— Begin —

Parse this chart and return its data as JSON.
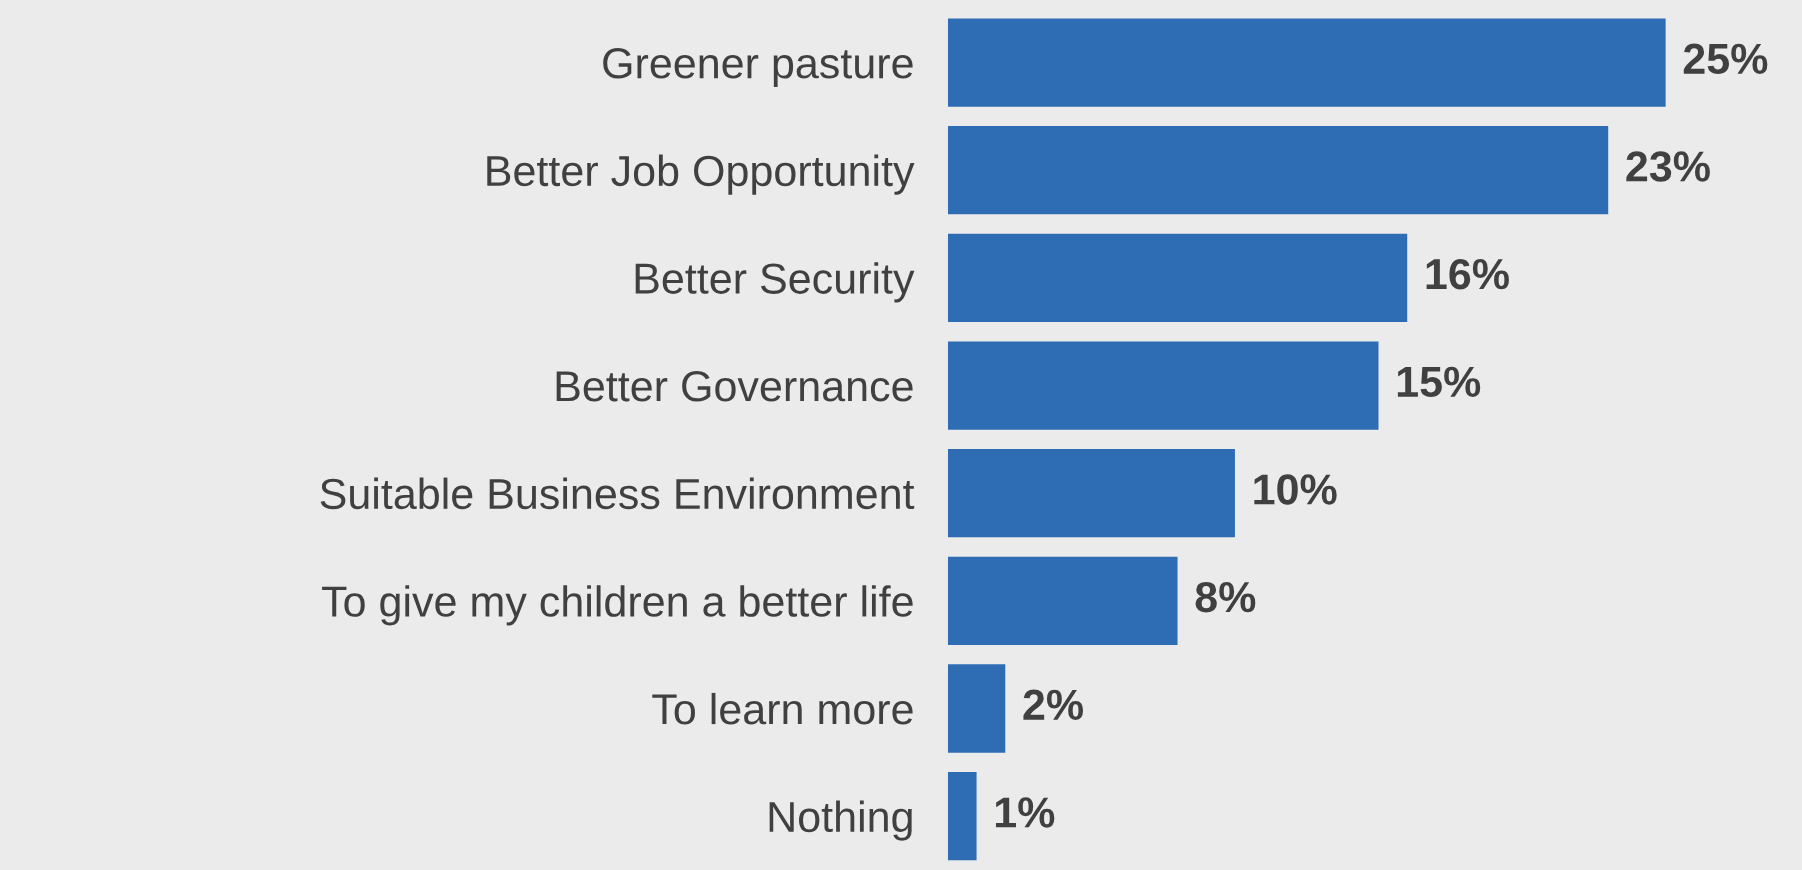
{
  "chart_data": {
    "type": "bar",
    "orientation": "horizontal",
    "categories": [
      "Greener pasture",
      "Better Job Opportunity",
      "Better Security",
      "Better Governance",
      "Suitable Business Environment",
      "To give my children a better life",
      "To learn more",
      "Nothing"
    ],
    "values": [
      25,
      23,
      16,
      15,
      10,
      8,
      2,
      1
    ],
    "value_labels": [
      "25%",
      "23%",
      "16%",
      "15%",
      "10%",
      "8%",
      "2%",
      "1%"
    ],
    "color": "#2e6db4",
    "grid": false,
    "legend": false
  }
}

— End —

Do this =
Using the data above, print every line exactly, omitting pictures.

Task solution =
Parse this chart and return its data as JSON.
{
  "chart_data": {
    "type": "bar",
    "orientation": "horizontal",
    "categories": [
      "Greener pasture",
      "Better Job Opportunity",
      "Better Security",
      "Better Governance",
      "Suitable Business Environment",
      "To give my children a better life",
      "To learn more",
      "Nothing"
    ],
    "values": [
      25,
      23,
      16,
      15,
      10,
      8,
      2,
      1
    ],
    "value_labels": [
      "25%",
      "23%",
      "16%",
      "15%",
      "10%",
      "8%",
      "2%",
      "1%"
    ],
    "color": "#2e6db4",
    "grid": false,
    "legend": false
  }
}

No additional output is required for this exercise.